Aim of the exercise ▸ Exactly repeat all the records below, omitting the images they hold.

Provided records ▸
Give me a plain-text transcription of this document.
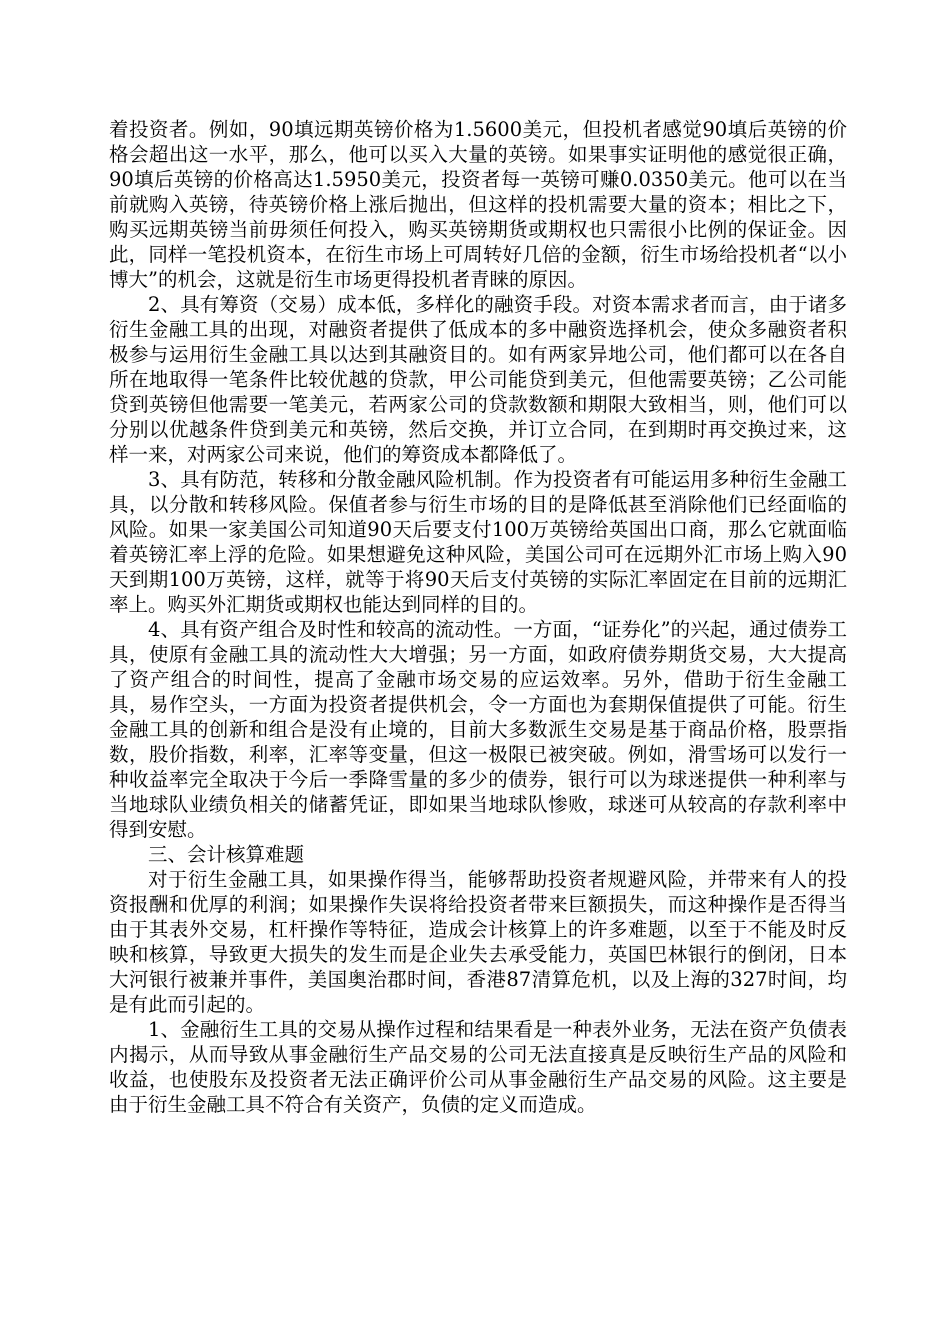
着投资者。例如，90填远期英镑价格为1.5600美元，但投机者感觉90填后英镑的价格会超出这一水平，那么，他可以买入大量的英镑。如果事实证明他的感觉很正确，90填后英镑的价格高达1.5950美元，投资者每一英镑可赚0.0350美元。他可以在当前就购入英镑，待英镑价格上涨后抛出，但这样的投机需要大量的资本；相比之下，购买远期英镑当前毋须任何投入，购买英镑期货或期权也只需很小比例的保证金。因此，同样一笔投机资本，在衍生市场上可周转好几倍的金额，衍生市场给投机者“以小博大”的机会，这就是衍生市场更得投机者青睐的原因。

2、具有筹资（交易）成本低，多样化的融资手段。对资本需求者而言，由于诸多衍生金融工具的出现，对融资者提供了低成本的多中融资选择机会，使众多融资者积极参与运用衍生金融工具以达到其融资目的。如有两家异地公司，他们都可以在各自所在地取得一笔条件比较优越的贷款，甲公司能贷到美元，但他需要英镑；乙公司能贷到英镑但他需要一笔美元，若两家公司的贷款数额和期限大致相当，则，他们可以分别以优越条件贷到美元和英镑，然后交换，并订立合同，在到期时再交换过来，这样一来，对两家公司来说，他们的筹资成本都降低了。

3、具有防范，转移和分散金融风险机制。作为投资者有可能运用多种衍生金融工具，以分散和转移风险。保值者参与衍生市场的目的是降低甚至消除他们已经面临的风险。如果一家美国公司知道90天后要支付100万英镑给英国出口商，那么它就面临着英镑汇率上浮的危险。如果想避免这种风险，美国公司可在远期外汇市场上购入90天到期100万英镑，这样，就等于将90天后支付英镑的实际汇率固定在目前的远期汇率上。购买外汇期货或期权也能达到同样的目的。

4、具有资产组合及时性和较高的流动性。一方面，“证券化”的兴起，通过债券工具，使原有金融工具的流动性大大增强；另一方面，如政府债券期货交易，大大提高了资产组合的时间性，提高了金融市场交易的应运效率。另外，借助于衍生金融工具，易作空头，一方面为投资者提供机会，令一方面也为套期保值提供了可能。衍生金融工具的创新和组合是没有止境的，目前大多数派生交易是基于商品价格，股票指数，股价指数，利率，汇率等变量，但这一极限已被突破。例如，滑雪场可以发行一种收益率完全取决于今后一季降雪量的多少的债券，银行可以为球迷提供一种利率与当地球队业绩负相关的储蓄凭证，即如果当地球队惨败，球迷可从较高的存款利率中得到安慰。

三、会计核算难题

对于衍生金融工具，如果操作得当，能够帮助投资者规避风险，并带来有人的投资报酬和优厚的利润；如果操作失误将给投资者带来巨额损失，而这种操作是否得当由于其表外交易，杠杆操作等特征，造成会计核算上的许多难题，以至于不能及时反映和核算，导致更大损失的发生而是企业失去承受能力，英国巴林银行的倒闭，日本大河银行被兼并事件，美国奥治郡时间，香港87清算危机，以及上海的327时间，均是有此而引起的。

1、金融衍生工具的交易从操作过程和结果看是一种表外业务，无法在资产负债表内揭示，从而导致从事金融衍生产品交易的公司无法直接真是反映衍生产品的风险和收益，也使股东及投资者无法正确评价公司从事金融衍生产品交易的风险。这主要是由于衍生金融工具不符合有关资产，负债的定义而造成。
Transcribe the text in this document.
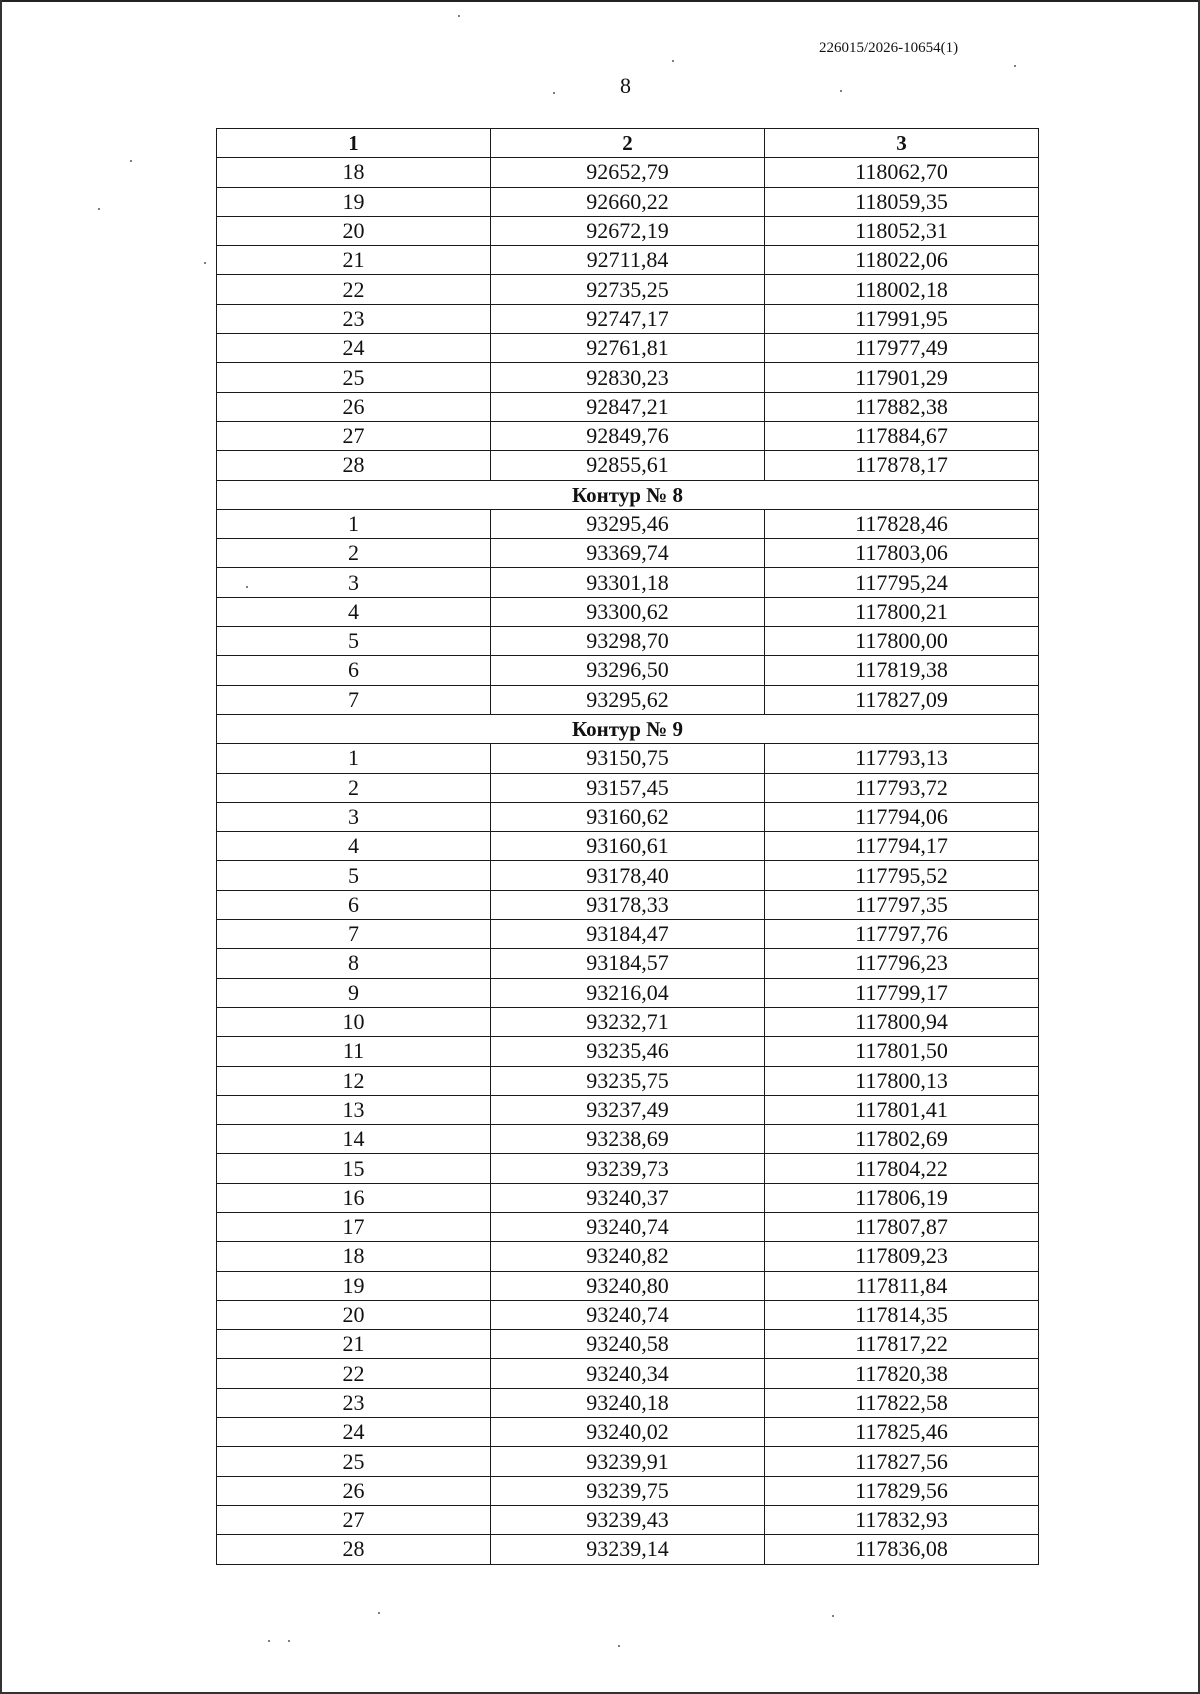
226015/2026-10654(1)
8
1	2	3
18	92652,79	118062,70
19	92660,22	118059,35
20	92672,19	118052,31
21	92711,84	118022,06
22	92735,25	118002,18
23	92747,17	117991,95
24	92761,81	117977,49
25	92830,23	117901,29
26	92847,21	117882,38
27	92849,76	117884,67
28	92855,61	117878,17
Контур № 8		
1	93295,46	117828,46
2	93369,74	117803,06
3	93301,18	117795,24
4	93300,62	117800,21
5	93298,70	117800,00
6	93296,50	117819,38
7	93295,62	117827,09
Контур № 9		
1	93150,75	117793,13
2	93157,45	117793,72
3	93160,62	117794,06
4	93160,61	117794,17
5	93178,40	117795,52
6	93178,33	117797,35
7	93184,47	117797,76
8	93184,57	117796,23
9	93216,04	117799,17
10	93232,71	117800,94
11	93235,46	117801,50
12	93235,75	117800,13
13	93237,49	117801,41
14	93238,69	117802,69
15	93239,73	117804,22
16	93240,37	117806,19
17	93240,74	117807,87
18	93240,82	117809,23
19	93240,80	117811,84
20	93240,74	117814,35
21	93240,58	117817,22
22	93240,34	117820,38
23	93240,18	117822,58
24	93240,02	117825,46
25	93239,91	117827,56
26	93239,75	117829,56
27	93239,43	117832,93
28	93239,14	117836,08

The solution ▸
Give me a plain-text transcription of this document.
着投资者。例如，90填远期英镑价格为1.5600美元，但投机者感觉90填后英镑的价格会超出这一水平，那么，他可以买入大量的英镑。如果事实证明他的感觉很正确，90填后英镑的价格高达1.5950美元，投资者每一英镑可赚0.0350美元。他可以在当前就购入英镑，待英镑价格上涨后抛出，但这样的投机需要大量的资本；相比之下，购买远期英镑当前毋须任何投入，购买英镑期货或期权也只需很小比例的保证金。因此，同样一笔投机资本，在衍生市场上可周转好几倍的金额，衍生市场给投机者“以小博大”的机会，这就是衍生市场更得投机者青睐的原因。

2、具有筹资（交易）成本低，多样化的融资手段。对资本需求者而言，由于诸多衍生金融工具的出现，对融资者提供了低成本的多中融资选择机会，使众多融资者积极参与运用衍生金融工具以达到其融资目的。如有两家异地公司，他们都可以在各自所在地取得一笔条件比较优越的贷款，甲公司能贷到美元，但他需要英镑；乙公司能贷到英镑但他需要一笔美元，若两家公司的贷款数额和期限大致相当，则，他们可以分别以优越条件贷到美元和英镑，然后交换，并订立合同，在到期时再交换过来，这样一来，对两家公司来说，他们的筹资成本都降低了。

3、具有防范，转移和分散金融风险机制。作为投资者有可能运用多种衍生金融工具，以分散和转移风险。保值者参与衍生市场的目的是降低甚至消除他们已经面临的风险。如果一家美国公司知道90天后要支付100万英镑给英国出口商，那么它就面临着英镑汇率上浮的危险。如果想避免这种风险，美国公司可在远期外汇市场上购入90天到期100万英镑，这样，就等于将90天后支付英镑的实际汇率固定在目前的远期汇率上。购买外汇期货或期权也能达到同样的目的。

4、具有资产组合及时性和较高的流动性。一方面，“证券化”的兴起，通过债券工具，使原有金融工具的流动性大大增强；另一方面，如政府债券期货交易，大大提高了资产组合的时间性，提高了金融市场交易的应运效率。另外，借助于衍生金融工具，易作空头，一方面为投资者提供机会，令一方面也为套期保值提供了可能。衍生金融工具的创新和组合是没有止境的，目前大多数派生交易是基于商品价格，股票指数，股价指数，利率，汇率等变量，但这一极限已被突破。例如，滑雪场可以发行一种收益率完全取决于今后一季降雪量的多少的债券，银行可以为球迷提供一种利率与当地球队业绩负相关的储蓄凭证，即如果当地球队惨败，球迷可从较高的存款利率中得到安慰。

三、会计核算难题

对于衍生金融工具，如果操作得当，能够帮助投资者规避风险，并带来有人的投资报酬和优厚的利润；如果操作失误将给投资者带来巨额损失，而这种操作是否得当由于其表外交易，杠杆操作等特征，造成会计核算上的许多难题，以至于不能及时反映和核算，导致更大损失的发生而是企业失去承受能力，英国巴林银行的倒闭，日本大河银行被兼并事件，美国奥治郡时间，香港87清算危机，以及上海的327时间，均是有此而引起的。

1、金融衍生工具的交易从操作过程和结果看是一种表外业务，无法在资产负债表内揭示，从而导致从事金融衍生产品交易的公司无法直接真是反映衍生产品的风险和收益，也使股东及投资者无法正确评价公司从事金融衍生产品交易的风险。这主要是由于衍生金融工具不符合有关资产，负债的定义而造成。
Transcribe the text in this document.
226015/2026-10654(1)
8
1	2	3
18	92652,79	118062,70
19	92660,22	118059,35
20	92672,19	118052,31
21	92711,84	118022,06
22	92735,25	118002,18
23	92747,17	117991,95
24	92761,81	117977,49
25	92830,23	117901,29
26	92847,21	117882,38
27	92849,76	117884,67
28	92855,61	117878,17
Контур № 8		
1	93295,46	117828,46
2	93369,74	117803,06
3	93301,18	117795,24
4	93300,62	117800,21
5	93298,70	117800,00
6	93296,50	117819,38
7	93295,62	117827,09
Контур № 9		
1	93150,75	117793,13
2	93157,45	117793,72
3	93160,62	117794,06
4	93160,61	117794,17
5	93178,40	117795,52
6	93178,33	117797,35
7	93184,47	117797,76
8	93184,57	117796,23
9	93216,04	117799,17
10	93232,71	117800,94
11	93235,46	117801,50
12	93235,75	117800,13
13	93237,49	117801,41
14	93238,69	117802,69
15	93239,73	117804,22
16	93240,37	117806,19
17	93240,74	117807,87
18	93240,82	117809,23
19	93240,80	117811,84
20	93240,74	117814,35
21	93240,58	117817,22
22	93240,34	117820,38
23	93240,18	117822,58
24	93240,02	117825,46
25	93239,91	117827,56
26	93239,75	117829,56
27	93239,43	117832,93
28	93239,14	117836,08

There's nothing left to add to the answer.